Records follow. Copy every line with "Biology".

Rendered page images
^^^^

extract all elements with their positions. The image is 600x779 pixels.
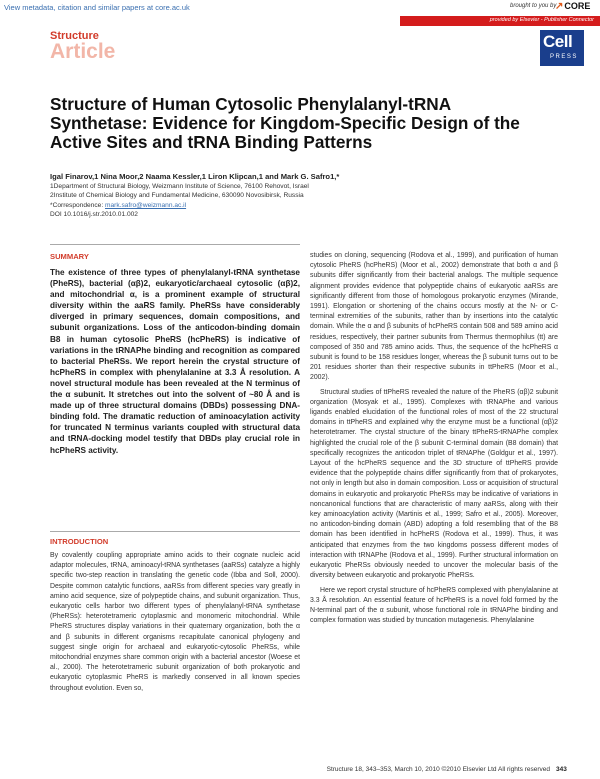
correspondence-email[interactable]: mark.safro@weizmann.ac.il	[104, 202, 187, 209]
body-paragraph-1: studies on cloning, sequencing (Rodova et al., 1999), and purification of human cytosolic PheRS (hcPheRS) (Moor et al., 2002) demonstrate that both α and β subunits differ significantly from their bacterial analogs. The multiple sequence alignment provides evidence that polypeptide chains of eukaryotic aaRSs are significantly different from those of homologous prokaryotic enzymes (Mirande, 1991). Elongation or shortening of the chains occurs mostly at the N- or C-terminal extremities of the subunits, rather than by insertions into the catalytic domain. While the α and β subunits of hcPheRS contain 508 and 589 amino acid residues, respectively, their partner subunits from Thermus thermophilus (tt) are composed of 350 and 785 amino acids. Thus, the sequence of the hcPheRS α subunit is found to be 158 residues longer, whereas the β subunit turns out to be 201 residues shorter than their respective subunits in ttPheRS (Moor et al., 2002).	[310, 252, 558, 382]
summary-divider	[50, 244, 300, 245]
body-paragraph-2: Structural studies of ttPheRS revealed the nature of the PheRS (αβ)2 subunit organization (Mosyak et al., 1995). Complexes with tRNAPhe and various ligands enabled elucidation of the functional roles of most of the 22 structural domains in ttPheRS and explained why the enzyme must be a functional (αβ)2 heterotetramer. The crystal structure of the binary ttPheRS-tRNAPhe complex highlighted the crucial role of the β subunit C-terminal domain (B8 domain) that specifically recognizes the anticodon triplet of tRNAPhe (Goldgur et al., 1997). Layout of the hcPheRS sequence and the 3D structure of ttPheRS provide evidence that the polypeptide chains differ significantly from that of prokaryotes, not only in length but also in domain composition. Loss or acquisition of structural domains in eukaryotic and prokaryotic PheRSs may be indicative of variations in noncanonical functions that are characteristic of many aaRSs, along with their key aminoacylation activity (Martinis et al., 1999; Safro et al., 2005). Moreover, no anticodon-binding domain (ABD) adopting a fold resembling that of the B8 domain has been identified in hcPheRS (Rodova et al., 1999). Thus, it was anticipated that enzymes from the two kingdoms possess different modes of interaction with tRNAPhe (Rodova et al., 1999). Further structural information on eukaryotic PheRSs obviously needed to uncover the molecular basis of the diversity between eukaryotic and prokaryotic PheRSs.	[310, 388, 558, 580]
introduction-text: By covalently coupling appropriate amino acids to their cognate nucleic acid adaptor molecules, tRNA, aminoacyl-tRNA synthetases (aaRSs) catalyze a highly specific two-step reaction in translating the genetic code (Ibba and Soll, 2000). Despite common catalytic functions, aaRSs from different species vary greatly in amino acid sequence, size of polypeptide chains, and subunit organization. Thus, eukaryotic cells harbor two different types of phenylalanyl-tRNA synthetase (PheRSs): heterotetrameric cytoplasmic and monomeric mitochondrial. While PheRS structures display variations in their quaternary organization, both the α and β subunits in different organisms recapitulate canonical phylogeny and suggest single origin for archaeal and eukaryotic-cytosolic PheRSs, while mitochondrial enzymes share common origin with a bacterial ancestor (Woese et al., 2000). The heterotetrameric subunit organization of both prokaryotic and eukaryotic cytoplasmic PheRS is markedly conserved in all known species throughout evolution. Even so,	[50, 552, 300, 692]
provider-text: provided by Elsevier - Publisher Connector	[489, 17, 594, 23]
correspondence-label: *Correspondence:	[50, 202, 105, 209]
body-paragraph-3: Here we report crystal structure of hcPheRS complexed with phenylalanine at 3.3 Å resolution. An essential feature of hcPheRS is a novel fold formed by the N-terminal part of the α subunit, whose functional role in tRNAPhe binding and complex formation was studied by truncation mutagenesis. Phenylalanine	[310, 586, 558, 625]
doi[interactable]: DOI 10.1016/j.str.2010.01.002	[50, 211, 138, 218]
press-logo-text: PRESS	[550, 54, 578, 60]
summary-heading: SUMMARY	[50, 252, 89, 261]
core-brand: CORE	[564, 1, 591, 11]
journal-kicker: Structure	[50, 30, 99, 42]
affiliation-1: 1Department of Structural Biology, Weizmann Institute of Science, 76100 Rehovot, Israel	[50, 183, 309, 190]
summary-text: The existence of three types of phenylalanyl-tRNA synthetase (PheRS), bacterial (αβ)2, eukaryotic/archaeal cytosolic (αβ)2, and mitochondrial α, is a prominent example of structural diversity within the aaRS family. PheRSs have considerably diverged in primary sequences, domain compositions, and subunit organizations. Loss of the anticodon-binding domain B8 in human cytosolic PheRS (hcPheRS) is indicative of variations in the tRNAPhe binding and recognition as compared to bacterial PheRSs. We report herein the crystal structure of hcPheRS in complex with phenylalanine at 3.3 Å resolution. A novel structural module has been revealed at the N terminus of the α subunit. It stretches out into the solvent of ~80 Å and is made up of three structural domains (DBDs) possessing DNA-binding fold. The dramatic reduction of aminoacylation activity for truncated N terminus variants coupled with structural data and tRNA-docking model testify that DBDs play crucial role in hcPheRS activity.	[50, 268, 300, 455]
right-column	[310, 251, 558, 630]
paper-title: Structure of Human Cytosolic Phenylalanyl-tRNA Synthetase: Evidence for Kingdom-Specific Design of the Active Sites and tRNA Binding Patterns	[50, 94, 520, 152]
cell-press-logo	[540, 30, 584, 66]
core-logo[interactable]	[555, 1, 590, 12]
core-brought-by: brought to you by	[510, 3, 557, 9]
page-number: 343	[556, 766, 567, 773]
core-arrow-icon: ↗	[555, 1, 564, 12]
correspondence	[50, 202, 186, 209]
core-metadata-link[interactable]: View metadata, citation and similar papers at core.ac.uk	[4, 3, 190, 12]
article-type: Article	[50, 40, 116, 63]
author-list: Igal Finarov,1 Nina Moor,2 Naama Kessler,1 Liron Klipcan,1 and Mark G. Safro1,*	[50, 172, 340, 181]
provider-bar	[400, 16, 600, 26]
intro-divider	[50, 531, 300, 532]
affiliation-2: 2Institute of Chemical Biology and Fundamental Medicine, 630090 Novosibirsk, Russia	[50, 192, 304, 199]
cell-logo-text: Cell	[543, 32, 573, 51]
introduction-heading: INTRODUCTION	[50, 537, 109, 546]
footer-citation: Structure 18, 343–353, March 10, 2010 ©2010 Elsevier Ltd All rights reserved	[326, 766, 550, 773]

^^^^

• RESPONSE
affiliation-1: 1Department of Structural Biology, Weizmann Institute of Science, 76100 Rehovot, Israel	[50, 183, 309, 190]
affiliation-2: 2Institute of Chemical Biology and Fundamental Medicine, 630090 Novosibirsk, Russia	[50, 192, 304, 199]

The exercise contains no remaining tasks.